EXERCISE:
Look through the listing and locate every line containing the word "إسناده"; copy those lines.

DATASET ROWS:
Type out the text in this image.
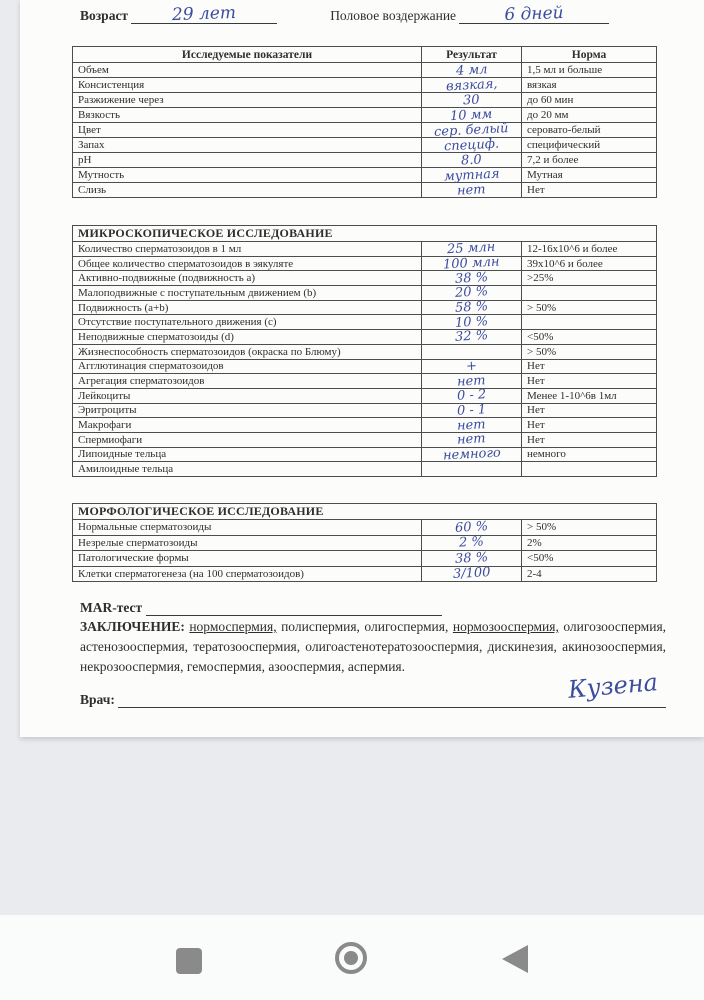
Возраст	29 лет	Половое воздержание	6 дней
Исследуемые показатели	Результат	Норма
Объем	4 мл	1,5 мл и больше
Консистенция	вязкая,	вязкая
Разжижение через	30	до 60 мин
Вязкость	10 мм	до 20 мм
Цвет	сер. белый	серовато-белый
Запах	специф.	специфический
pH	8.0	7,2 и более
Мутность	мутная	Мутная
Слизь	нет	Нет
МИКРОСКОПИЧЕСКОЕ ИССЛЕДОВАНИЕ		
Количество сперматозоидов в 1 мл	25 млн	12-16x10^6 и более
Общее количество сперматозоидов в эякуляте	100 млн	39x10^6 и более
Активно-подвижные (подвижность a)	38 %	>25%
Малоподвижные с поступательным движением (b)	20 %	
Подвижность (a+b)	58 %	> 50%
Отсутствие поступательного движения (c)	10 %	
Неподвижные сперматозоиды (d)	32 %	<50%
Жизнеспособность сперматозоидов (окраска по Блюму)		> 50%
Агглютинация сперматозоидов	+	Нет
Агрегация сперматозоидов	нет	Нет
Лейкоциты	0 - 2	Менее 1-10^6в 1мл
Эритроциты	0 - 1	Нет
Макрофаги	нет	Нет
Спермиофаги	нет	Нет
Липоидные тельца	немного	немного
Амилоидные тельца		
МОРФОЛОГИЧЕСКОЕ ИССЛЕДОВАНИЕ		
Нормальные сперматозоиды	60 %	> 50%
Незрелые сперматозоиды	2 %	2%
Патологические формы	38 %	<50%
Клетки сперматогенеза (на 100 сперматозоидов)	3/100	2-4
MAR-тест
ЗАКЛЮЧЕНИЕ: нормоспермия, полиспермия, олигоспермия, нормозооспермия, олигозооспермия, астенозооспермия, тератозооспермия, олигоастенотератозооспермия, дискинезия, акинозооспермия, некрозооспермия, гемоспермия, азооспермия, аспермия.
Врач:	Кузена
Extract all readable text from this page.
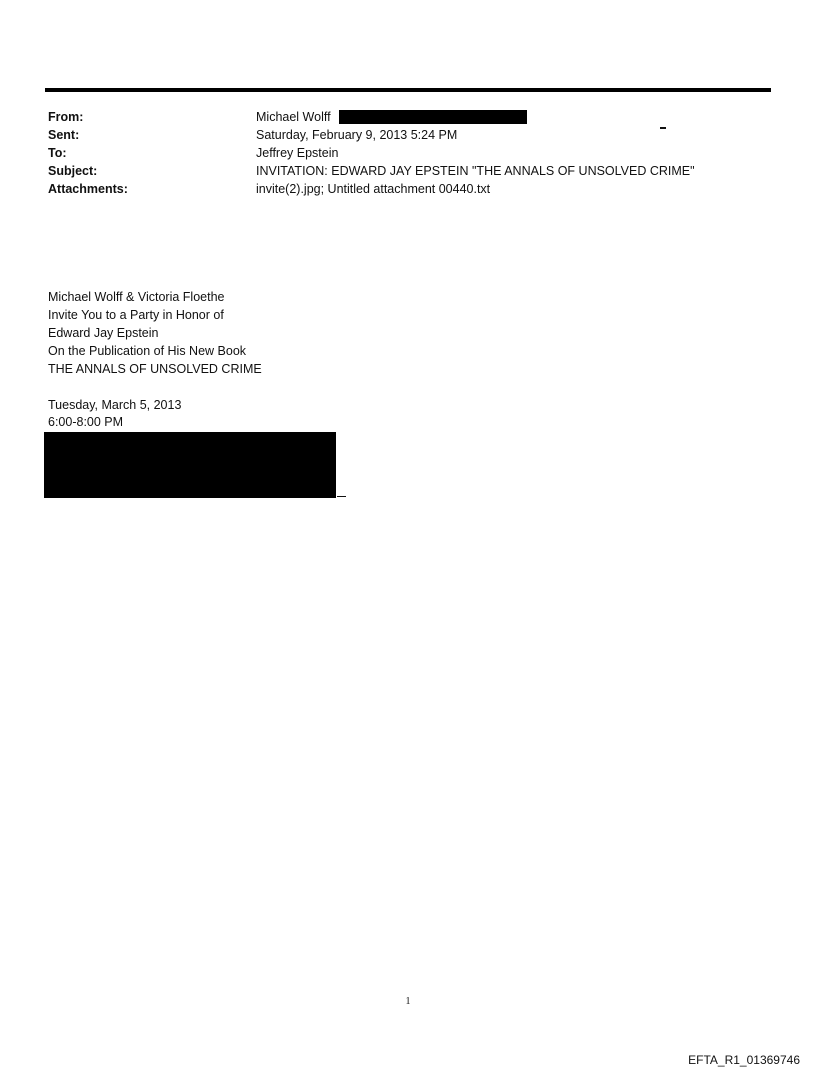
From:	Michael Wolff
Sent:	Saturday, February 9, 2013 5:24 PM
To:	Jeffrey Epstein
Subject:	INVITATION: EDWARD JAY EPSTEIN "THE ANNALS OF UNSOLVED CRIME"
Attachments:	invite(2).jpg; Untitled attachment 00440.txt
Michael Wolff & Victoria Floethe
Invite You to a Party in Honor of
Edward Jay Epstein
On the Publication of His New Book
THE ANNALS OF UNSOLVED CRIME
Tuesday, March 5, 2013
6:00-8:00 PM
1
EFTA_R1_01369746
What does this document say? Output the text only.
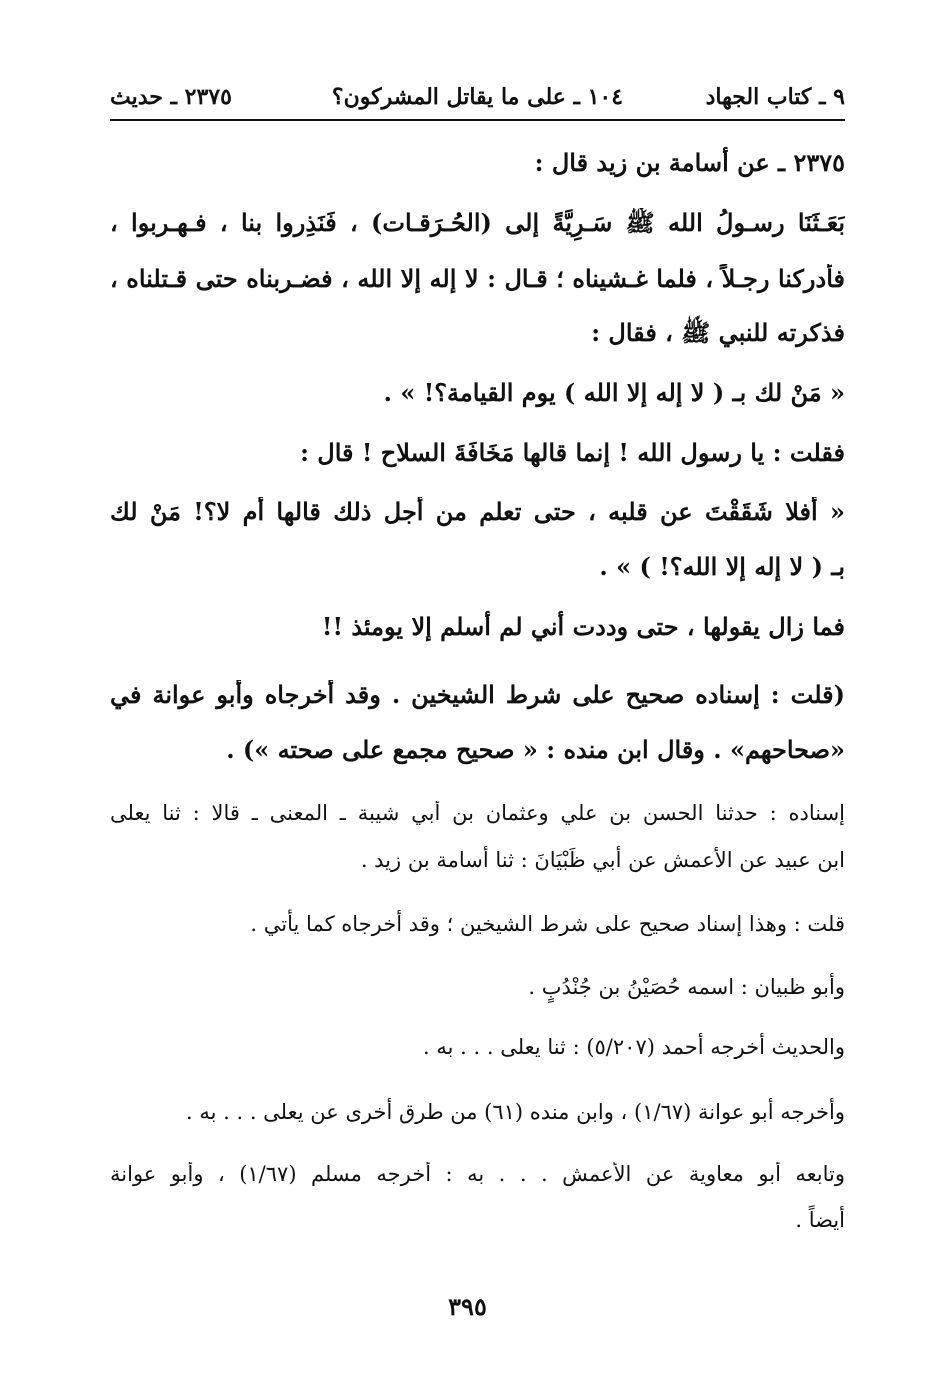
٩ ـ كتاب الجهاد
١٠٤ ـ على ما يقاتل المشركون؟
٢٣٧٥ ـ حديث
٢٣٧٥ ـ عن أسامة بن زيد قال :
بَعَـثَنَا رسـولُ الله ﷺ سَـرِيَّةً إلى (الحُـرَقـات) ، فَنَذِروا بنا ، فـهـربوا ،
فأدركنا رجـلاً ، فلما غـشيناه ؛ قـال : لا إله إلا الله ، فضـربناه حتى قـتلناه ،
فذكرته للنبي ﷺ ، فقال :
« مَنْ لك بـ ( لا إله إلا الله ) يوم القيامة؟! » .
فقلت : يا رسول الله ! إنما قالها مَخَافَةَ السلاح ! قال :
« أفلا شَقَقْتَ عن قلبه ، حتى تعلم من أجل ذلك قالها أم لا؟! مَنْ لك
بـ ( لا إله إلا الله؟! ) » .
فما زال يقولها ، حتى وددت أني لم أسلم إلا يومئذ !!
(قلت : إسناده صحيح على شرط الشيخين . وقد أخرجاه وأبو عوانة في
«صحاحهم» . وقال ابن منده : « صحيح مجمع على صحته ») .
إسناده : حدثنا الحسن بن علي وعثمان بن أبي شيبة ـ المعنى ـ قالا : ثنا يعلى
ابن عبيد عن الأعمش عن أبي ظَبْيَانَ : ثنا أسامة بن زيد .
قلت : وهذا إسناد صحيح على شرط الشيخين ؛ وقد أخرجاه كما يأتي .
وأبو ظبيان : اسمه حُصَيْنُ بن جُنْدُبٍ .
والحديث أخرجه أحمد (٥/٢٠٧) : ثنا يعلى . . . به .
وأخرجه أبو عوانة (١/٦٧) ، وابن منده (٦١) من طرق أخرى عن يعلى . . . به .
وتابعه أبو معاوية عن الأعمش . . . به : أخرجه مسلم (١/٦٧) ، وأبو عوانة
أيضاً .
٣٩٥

OUTPUT:
(قلت : إسناده صحيح على شرط الشيخين . وقد أخرجاه وأبو عوانة في
إسناده : حدثنا الحسن بن علي وعثمان بن أبي شيبة ـ المعنى ـ قالا : ثنا يعلى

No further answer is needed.